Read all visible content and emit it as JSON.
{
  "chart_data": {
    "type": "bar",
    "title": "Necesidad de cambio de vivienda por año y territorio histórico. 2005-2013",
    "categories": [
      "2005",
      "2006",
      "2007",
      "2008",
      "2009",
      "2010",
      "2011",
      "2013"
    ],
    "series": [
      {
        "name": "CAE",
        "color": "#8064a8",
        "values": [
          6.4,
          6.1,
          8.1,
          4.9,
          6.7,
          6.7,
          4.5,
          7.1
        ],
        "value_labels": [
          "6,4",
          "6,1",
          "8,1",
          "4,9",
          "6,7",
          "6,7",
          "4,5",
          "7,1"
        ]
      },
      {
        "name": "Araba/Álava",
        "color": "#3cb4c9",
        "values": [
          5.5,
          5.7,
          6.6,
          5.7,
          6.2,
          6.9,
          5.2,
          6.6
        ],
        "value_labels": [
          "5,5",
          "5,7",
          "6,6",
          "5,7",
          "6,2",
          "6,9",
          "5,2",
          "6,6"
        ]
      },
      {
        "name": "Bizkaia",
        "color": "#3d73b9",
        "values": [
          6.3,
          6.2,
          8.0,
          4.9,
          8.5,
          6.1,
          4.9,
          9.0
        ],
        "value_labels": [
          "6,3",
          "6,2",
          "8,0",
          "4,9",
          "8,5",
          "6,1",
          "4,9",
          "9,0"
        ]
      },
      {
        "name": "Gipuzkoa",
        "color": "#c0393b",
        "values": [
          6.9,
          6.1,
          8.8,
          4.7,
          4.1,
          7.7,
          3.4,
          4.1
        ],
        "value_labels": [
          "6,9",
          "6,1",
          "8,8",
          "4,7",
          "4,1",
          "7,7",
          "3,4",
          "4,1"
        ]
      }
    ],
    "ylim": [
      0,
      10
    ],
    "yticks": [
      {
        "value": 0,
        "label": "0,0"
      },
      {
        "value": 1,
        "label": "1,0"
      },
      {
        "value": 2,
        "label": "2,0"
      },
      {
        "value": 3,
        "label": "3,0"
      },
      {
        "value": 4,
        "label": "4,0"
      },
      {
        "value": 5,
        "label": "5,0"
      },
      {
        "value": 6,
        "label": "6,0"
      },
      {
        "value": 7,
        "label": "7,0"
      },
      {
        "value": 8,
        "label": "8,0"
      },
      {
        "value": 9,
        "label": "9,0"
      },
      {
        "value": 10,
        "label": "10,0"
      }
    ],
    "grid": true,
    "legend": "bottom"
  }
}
____
**TASK DETAILS**. Using the material above, count the lines containing the word "color". Reply with the number alone.

**CORRECT RESULT**. 4